____ Exercise material

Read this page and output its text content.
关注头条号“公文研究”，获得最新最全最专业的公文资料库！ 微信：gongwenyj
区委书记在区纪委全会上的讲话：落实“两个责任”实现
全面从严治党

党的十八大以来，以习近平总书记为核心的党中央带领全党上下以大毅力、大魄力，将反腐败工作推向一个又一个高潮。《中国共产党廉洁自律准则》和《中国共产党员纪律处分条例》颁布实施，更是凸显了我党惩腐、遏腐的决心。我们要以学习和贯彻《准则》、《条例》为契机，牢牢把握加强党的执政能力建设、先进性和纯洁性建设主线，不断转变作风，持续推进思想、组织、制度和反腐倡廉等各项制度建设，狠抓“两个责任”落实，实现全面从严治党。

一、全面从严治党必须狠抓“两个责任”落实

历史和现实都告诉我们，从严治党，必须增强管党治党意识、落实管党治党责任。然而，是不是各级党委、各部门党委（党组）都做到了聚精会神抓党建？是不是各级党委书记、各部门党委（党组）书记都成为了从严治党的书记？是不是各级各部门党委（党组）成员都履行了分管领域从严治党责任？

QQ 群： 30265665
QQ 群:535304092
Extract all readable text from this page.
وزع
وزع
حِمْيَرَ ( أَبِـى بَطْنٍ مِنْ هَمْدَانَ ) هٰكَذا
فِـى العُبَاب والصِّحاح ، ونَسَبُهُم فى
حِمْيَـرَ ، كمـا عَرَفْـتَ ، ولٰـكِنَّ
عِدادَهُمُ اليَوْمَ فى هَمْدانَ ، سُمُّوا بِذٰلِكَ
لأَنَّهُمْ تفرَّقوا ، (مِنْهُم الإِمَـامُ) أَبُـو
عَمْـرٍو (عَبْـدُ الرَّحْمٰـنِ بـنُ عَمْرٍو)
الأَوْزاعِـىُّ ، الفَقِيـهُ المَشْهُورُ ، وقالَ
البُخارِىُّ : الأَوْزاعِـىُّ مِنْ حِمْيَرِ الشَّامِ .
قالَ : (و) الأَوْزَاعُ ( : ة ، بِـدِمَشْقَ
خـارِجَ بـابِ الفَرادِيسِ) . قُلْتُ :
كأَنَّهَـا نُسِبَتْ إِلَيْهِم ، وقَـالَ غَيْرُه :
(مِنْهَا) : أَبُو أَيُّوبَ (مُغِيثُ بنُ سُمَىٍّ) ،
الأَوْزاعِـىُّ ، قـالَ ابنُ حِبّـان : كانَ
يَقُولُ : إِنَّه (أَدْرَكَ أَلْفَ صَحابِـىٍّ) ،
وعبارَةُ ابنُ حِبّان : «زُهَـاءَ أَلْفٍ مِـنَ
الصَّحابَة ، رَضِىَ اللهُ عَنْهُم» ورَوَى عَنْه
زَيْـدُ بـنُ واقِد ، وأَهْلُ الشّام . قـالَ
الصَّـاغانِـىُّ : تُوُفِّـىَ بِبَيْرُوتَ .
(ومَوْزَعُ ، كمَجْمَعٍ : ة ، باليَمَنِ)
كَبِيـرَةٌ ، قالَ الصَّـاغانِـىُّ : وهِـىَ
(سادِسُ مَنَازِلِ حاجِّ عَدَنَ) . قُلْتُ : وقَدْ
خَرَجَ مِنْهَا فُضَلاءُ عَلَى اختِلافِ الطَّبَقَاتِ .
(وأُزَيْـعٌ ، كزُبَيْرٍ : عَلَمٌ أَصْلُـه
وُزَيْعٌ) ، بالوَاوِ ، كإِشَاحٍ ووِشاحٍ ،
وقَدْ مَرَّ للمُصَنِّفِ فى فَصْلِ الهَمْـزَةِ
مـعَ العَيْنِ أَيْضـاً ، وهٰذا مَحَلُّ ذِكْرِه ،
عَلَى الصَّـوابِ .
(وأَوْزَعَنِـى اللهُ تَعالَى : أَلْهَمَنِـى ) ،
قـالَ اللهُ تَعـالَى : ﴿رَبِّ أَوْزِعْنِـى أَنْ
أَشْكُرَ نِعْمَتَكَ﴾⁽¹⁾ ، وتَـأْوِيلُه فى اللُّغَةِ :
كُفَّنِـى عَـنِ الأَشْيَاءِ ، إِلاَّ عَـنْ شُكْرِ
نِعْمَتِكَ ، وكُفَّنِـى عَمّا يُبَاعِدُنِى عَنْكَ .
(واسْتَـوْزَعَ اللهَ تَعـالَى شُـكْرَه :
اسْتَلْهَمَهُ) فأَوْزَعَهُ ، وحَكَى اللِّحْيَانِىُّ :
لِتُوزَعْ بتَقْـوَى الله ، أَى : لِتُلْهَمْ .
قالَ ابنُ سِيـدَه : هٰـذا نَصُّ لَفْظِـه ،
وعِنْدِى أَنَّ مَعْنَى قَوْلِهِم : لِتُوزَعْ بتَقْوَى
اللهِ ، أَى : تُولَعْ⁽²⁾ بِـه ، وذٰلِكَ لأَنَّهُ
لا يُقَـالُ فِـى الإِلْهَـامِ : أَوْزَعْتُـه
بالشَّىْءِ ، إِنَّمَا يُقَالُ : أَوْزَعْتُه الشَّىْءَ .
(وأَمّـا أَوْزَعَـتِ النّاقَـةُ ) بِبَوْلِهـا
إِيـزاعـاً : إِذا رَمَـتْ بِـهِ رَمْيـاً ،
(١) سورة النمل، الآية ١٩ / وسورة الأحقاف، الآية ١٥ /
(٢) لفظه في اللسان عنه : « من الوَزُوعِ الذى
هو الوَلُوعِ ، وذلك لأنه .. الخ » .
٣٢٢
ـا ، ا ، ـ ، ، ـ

________

Instruction:
Type the whole listing again, unaltered.

Worked solution:
Read this page and output its text content.
关注头条号“公文研究”，获得最新最全最专业的公文资料库！ 微信：gongwenyj
区委书记在区纪委全会上的讲话：落实“两个责任”实现
全面从严治党

党的十八大以来，以习近平总书记为核心的党中央带领全党上下以大毅力、大魄力，将反腐败工作推向一个又一个高潮。《中国共产党廉洁自律准则》和《中国共产党员纪律处分条例》颁布实施，更是凸显了我党惩腐、遏腐的决心。我们要以学习和贯彻《准则》、《条例》为契机，牢牢把握加强党的执政能力建设、先进性和纯洁性建设主线，不断转变作风，持续推进思想、组织、制度和反腐倡廉等各项制度建设，狠抓“两个责任”落实，实现全面从严治党。

一、全面从严治党必须狠抓“两个责任”落实

历史和现实都告诉我们，从严治党，必须增强管党治党意识、落实管党治党责任。然而，是不是各级党委、各部门党委（党组）都做到了聚精会神抓党建？是不是各级党委书记、各部门党委（党组）书记都成为了从严治党的书记？是不是各级各部门党委（党组）成员都履行了分管领域从严治党责任？

QQ 群： 30265665
QQ 群:535304092
Extract all readable text from this page.
وزع
وزع
حِمْيَرَ ( أَبِـى بَطْنٍ مِنْ هَمْدَانَ ) هٰكَذا
فِـى العُبَاب والصِّحاح ، ونَسَبُهُم فى
حِمْيَـرَ ، كمـا عَرَفْـتَ ، ولٰـكِنَّ
عِدادَهُمُ اليَوْمَ فى هَمْدانَ ، سُمُّوا بِذٰلِكَ
لأَنَّهُمْ تفرَّقوا ، (مِنْهُم الإِمَـامُ) أَبُـو
عَمْـرٍو (عَبْـدُ الرَّحْمٰـنِ بـنُ عَمْرٍو)
الأَوْزاعِـىُّ ، الفَقِيـهُ المَشْهُورُ ، وقالَ
البُخارِىُّ : الأَوْزاعِـىُّ مِنْ حِمْيَرِ الشَّامِ .
قالَ : (و) الأَوْزَاعُ ( : ة ، بِـدِمَشْقَ
خـارِجَ بـابِ الفَرادِيسِ) . قُلْتُ :
كأَنَّهَـا نُسِبَتْ إِلَيْهِم ، وقَـالَ غَيْرُه :
(مِنْهَا) : أَبُو أَيُّوبَ (مُغِيثُ بنُ سُمَىٍّ) ،
الأَوْزاعِـىُّ ، قـالَ ابنُ حِبّـان : كانَ
يَقُولُ : إِنَّه (أَدْرَكَ أَلْفَ صَحابِـىٍّ) ،
وعبارَةُ ابنُ حِبّان : «زُهَـاءَ أَلْفٍ مِـنَ
الصَّحابَة ، رَضِىَ اللهُ عَنْهُم» ورَوَى عَنْه
زَيْـدُ بـنُ واقِد ، وأَهْلُ الشّام . قـالَ
الصَّـاغانِـىُّ : تُوُفِّـىَ بِبَيْرُوتَ .
(ومَوْزَعُ ، كمَجْمَعٍ : ة ، باليَمَنِ)
كَبِيـرَةٌ ، قالَ الصَّـاغانِـىُّ : وهِـىَ
(سادِسُ مَنَازِلِ حاجِّ عَدَنَ) . قُلْتُ : وقَدْ
خَرَجَ مِنْهَا فُضَلاءُ عَلَى اختِلافِ الطَّبَقَاتِ .
(وأُزَيْـعٌ ، كزُبَيْرٍ : عَلَمٌ أَصْلُـه
وُزَيْعٌ) ، بالوَاوِ ، كإِشَاحٍ ووِشاحٍ ،
وقَدْ مَرَّ للمُصَنِّفِ فى فَصْلِ الهَمْـزَةِ
مـعَ العَيْنِ أَيْضـاً ، وهٰذا مَحَلُّ ذِكْرِه ،
عَلَى الصَّـوابِ .
(وأَوْزَعَنِـى اللهُ تَعالَى : أَلْهَمَنِـى ) ،
قـالَ اللهُ تَعـالَى : ﴿رَبِّ أَوْزِعْنِـى أَنْ
أَشْكُرَ نِعْمَتَكَ﴾⁽¹⁾ ، وتَـأْوِيلُه فى اللُّغَةِ :
كُفَّنِـى عَـنِ الأَشْيَاءِ ، إِلاَّ عَـنْ شُكْرِ
نِعْمَتِكَ ، وكُفَّنِـى عَمّا يُبَاعِدُنِى عَنْكَ .
(واسْتَـوْزَعَ اللهَ تَعـالَى شُـكْرَه :
اسْتَلْهَمَهُ) فأَوْزَعَهُ ، وحَكَى اللِّحْيَانِىُّ :
لِتُوزَعْ بتَقْـوَى الله ، أَى : لِتُلْهَمْ .
قالَ ابنُ سِيـدَه : هٰـذا نَصُّ لَفْظِـه ،
وعِنْدِى أَنَّ مَعْنَى قَوْلِهِم : لِتُوزَعْ بتَقْوَى
اللهِ ، أَى : تُولَعْ⁽²⁾ بِـه ، وذٰلِكَ لأَنَّهُ
لا يُقَـالُ فِـى الإِلْهَـامِ : أَوْزَعْتُـه
بالشَّىْءِ ، إِنَّمَا يُقَالُ : أَوْزَعْتُه الشَّىْءَ .
(وأَمّـا أَوْزَعَـتِ النّاقَـةُ ) بِبَوْلِهـا
إِيـزاعـاً : إِذا رَمَـتْ بِـهِ رَمْيـاً ،
(١) سورة النمل، الآية ١٩ / وسورة الأحقاف، الآية ١٥ /
(٢) لفظه في اللسان عنه : « من الوَزُوعِ الذى
هو الوَلُوعِ ، وذلك لأنه .. الخ » .
٣٢٢
ـا ، ا ، ـ ، ، ـ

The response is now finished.